Copy every line of the items below, substituting "arrow-right-icon" for each occurrence of "chevron-right-icon" and leaving everything else unchanged. Leave the pictures out of your answer.

==============================

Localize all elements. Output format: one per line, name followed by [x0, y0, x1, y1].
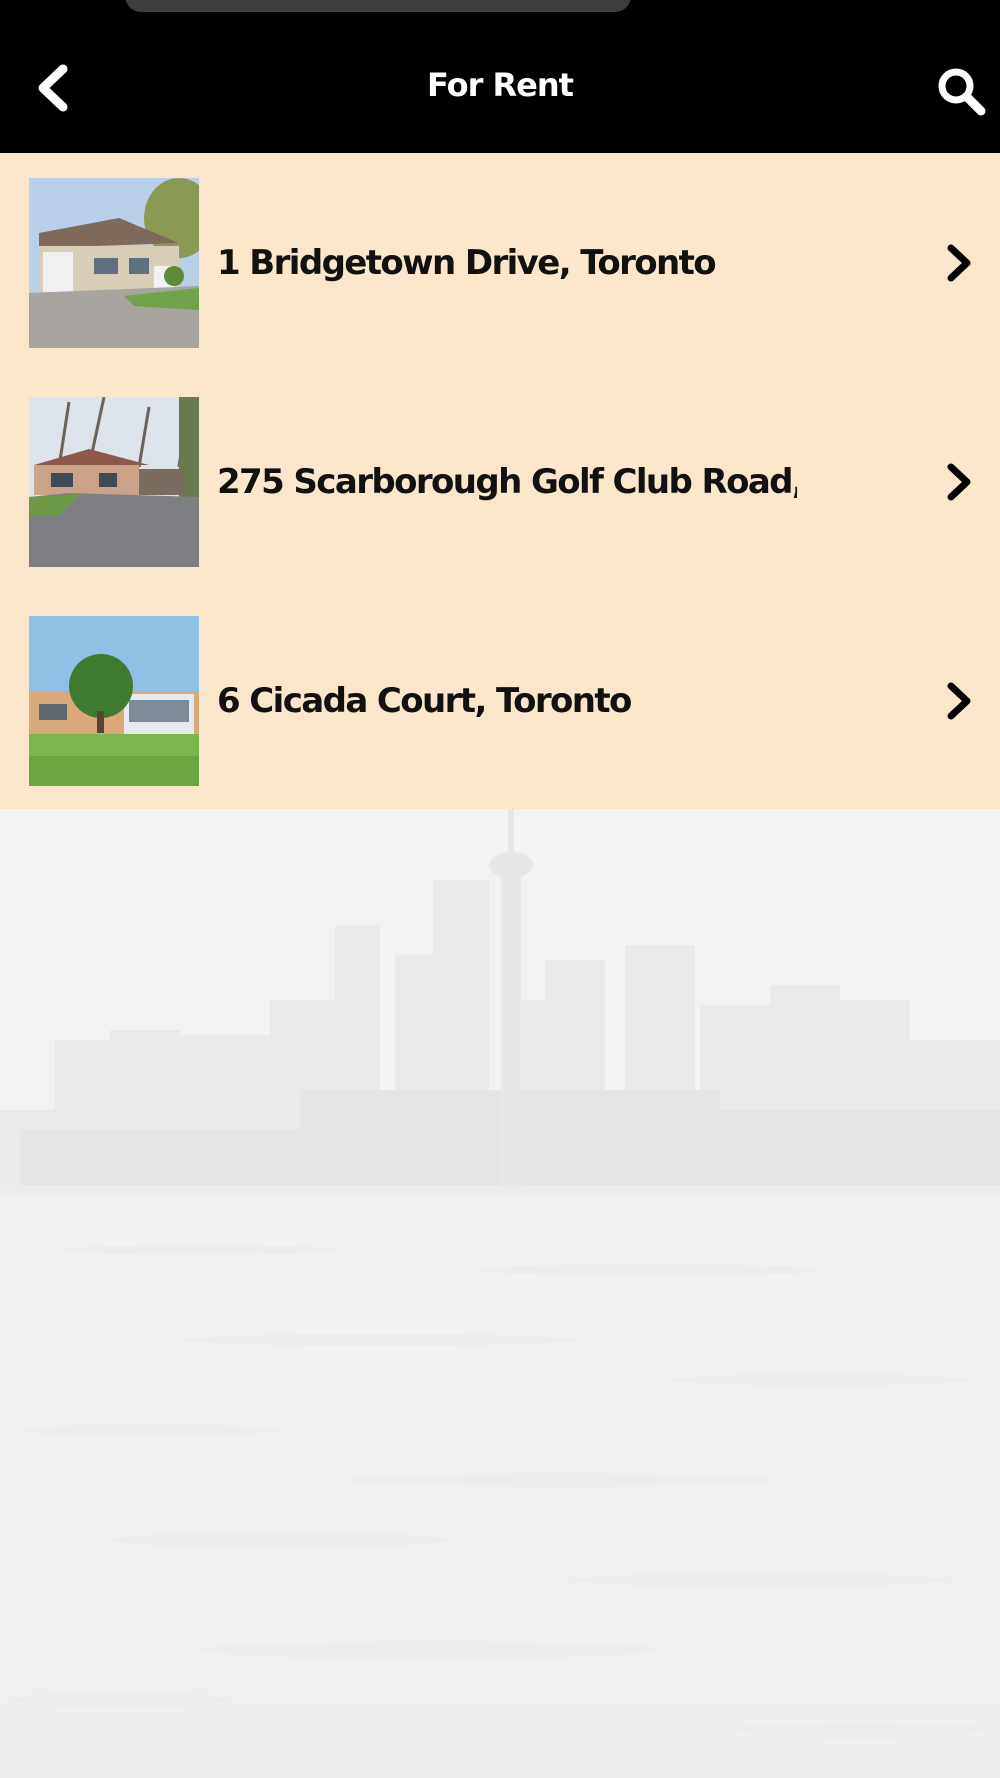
chevron-right-icon — [947, 244, 971, 282]
chevron-right-icon — [947, 463, 971, 501]
house-photo — [29, 397, 199, 567]
page-title: For Rent — [427, 66, 574, 104]
list-item[interactable]: 6 Cicada Court, Toronto — [0, 591, 1000, 810]
notch-pill — [125, 0, 631, 12]
chevron-right-icon — [947, 682, 971, 720]
list-item[interactable]: 275 Scarborough Golf Club Road, Toro... — [0, 372, 1000, 591]
search-button[interactable] — [926, 56, 996, 126]
app-header: For Rent — [0, 0, 1000, 153]
search-icon — [938, 68, 986, 116]
listing-address: 6 Cicada Court, Toronto — [217, 680, 632, 721]
listing-address: 275 Scarborough Golf Club Road, Toro... — [217, 461, 797, 502]
house-photo — [29, 178, 199, 348]
list-item[interactable]: 1 Bridgetown Drive, Toronto — [0, 153, 1000, 372]
listing-address: 1 Bridgetown Drive, Toronto — [217, 242, 717, 283]
listing-list: 1 Bridgetown Drive, Toronto 275 Scarboro… — [0, 153, 1000, 809]
house-photo — [29, 616, 199, 786]
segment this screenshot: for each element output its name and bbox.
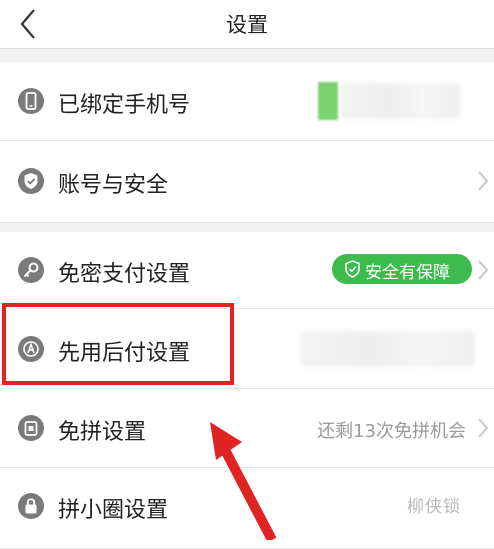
row-label-group: 免拼设置 xyxy=(58,420,147,445)
row-label-account: 账号与安全 xyxy=(58,173,169,198)
watermark: 柳侠锁 xyxy=(407,497,461,517)
key-icon xyxy=(18,257,44,283)
page-title: 设置 xyxy=(226,13,268,37)
settings-row-payment[interactable]: 免密支付设置 安全有保障 xyxy=(0,232,494,309)
highlight-box xyxy=(2,303,234,385)
settings-row-phone[interactable]: 已绑定手机号 xyxy=(0,62,494,141)
lock-icon xyxy=(18,493,44,519)
row-label-circle: 拼小圈设置 xyxy=(58,498,169,523)
phone-number-blur xyxy=(340,83,460,119)
shield-check-icon xyxy=(18,168,44,194)
row-label-phone: 已绑定手机号 xyxy=(58,93,191,118)
security-badge-label: 安全有保障 xyxy=(365,263,450,283)
chevron-right-icon xyxy=(478,260,489,280)
chevron-right-icon xyxy=(478,171,489,191)
row-label-payment: 免密支付设置 xyxy=(58,262,191,287)
security-badge: 安全有保障 xyxy=(332,254,472,284)
pay-later-status-blur xyxy=(300,331,475,367)
shield-check-badge-icon xyxy=(345,260,360,278)
phone-number-redacted xyxy=(318,82,338,120)
phone-icon xyxy=(18,88,44,114)
pointer-arrow-icon xyxy=(210,422,277,540)
nav-bar: 设置 xyxy=(0,0,494,49)
group-remaining-count: 还剩13次免拼机会 xyxy=(317,421,466,442)
chevron-right-icon xyxy=(478,418,489,438)
settings-row-account[interactable]: 账号与安全 xyxy=(0,141,494,223)
group-buy-icon xyxy=(18,415,44,441)
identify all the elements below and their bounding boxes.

==============================

SOLUTION FOR THIS TASK —
Localize all elements. Output format: one per line, name followed by [x0, y0, x1, y1].
arrow-right-icon — [947, 244, 971, 282]
arrow-right-icon — [947, 463, 971, 501]
house-photo — [29, 397, 199, 567]
page-title: For Rent — [427, 66, 574, 104]
list-item[interactable]: 6 Cicada Court, Toronto — [0, 591, 1000, 810]
notch-pill — [125, 0, 631, 12]
arrow-right-icon — [947, 682, 971, 720]
list-item[interactable]: 275 Scarborough Golf Club Road, Toro... — [0, 372, 1000, 591]
search-button[interactable] — [926, 56, 996, 126]
app-header: For Rent — [0, 0, 1000, 153]
search-icon — [938, 68, 986, 116]
listing-address: 6 Cicada Court, Toronto — [217, 680, 632, 721]
listing-address: 275 Scarborough Golf Club Road, Toro... — [217, 461, 797, 502]
house-photo — [29, 178, 199, 348]
list-item[interactable]: 1 Bridgetown Drive, Toronto — [0, 153, 1000, 372]
listing-address: 1 Bridgetown Drive, Toronto — [217, 242, 717, 283]
listing-list: 1 Bridgetown Drive, Toronto 275 Scarboro… — [0, 153, 1000, 809]
house-photo — [29, 616, 199, 786]
segment this screenshot: for each element output its name and bbox.
row-label-group: 免拼设置 xyxy=(58,420,147,445)
row-label-account: 账号与安全 xyxy=(58,173,169,198)
watermark: 柳侠锁 xyxy=(407,497,461,517)
key-icon xyxy=(18,257,44,283)
page-title: 设置 xyxy=(226,13,268,37)
settings-row-payment[interactable]: 免密支付设置 安全有保障 xyxy=(0,232,494,309)
highlight-box xyxy=(2,303,234,385)
settings-row-phone[interactable]: 已绑定手机号 xyxy=(0,62,494,141)
lock-icon xyxy=(18,493,44,519)
row-label-circle: 拼小圈设置 xyxy=(58,498,169,523)
phone-number-blur xyxy=(340,83,460,119)
shield-check-icon xyxy=(18,168,44,194)
row-label-phone: 已绑定手机号 xyxy=(58,93,191,118)
security-badge-label: 安全有保障 xyxy=(365,263,450,283)
arrow-right-icon xyxy=(478,260,489,280)
arrow-right-icon xyxy=(478,171,489,191)
row-label-payment: 免密支付设置 xyxy=(58,262,191,287)
security-badge: 安全有保障 xyxy=(332,254,472,284)
pay-later-status-blur xyxy=(300,331,475,367)
shield-check-badge-icon xyxy=(345,260,360,278)
phone-number-redacted xyxy=(318,82,338,120)
phone-icon xyxy=(18,88,44,114)
pointer-arrow-icon xyxy=(210,422,277,540)
nav-bar: 设置 xyxy=(0,0,494,49)
group-remaining-count: 还剩13次免拼机会 xyxy=(317,421,466,442)
arrow-right-icon xyxy=(478,418,489,438)
settings-row-account[interactable]: 账号与安全 xyxy=(0,141,494,223)
group-buy-icon xyxy=(18,415,44,441)
identify all the elements below and their bounding boxes.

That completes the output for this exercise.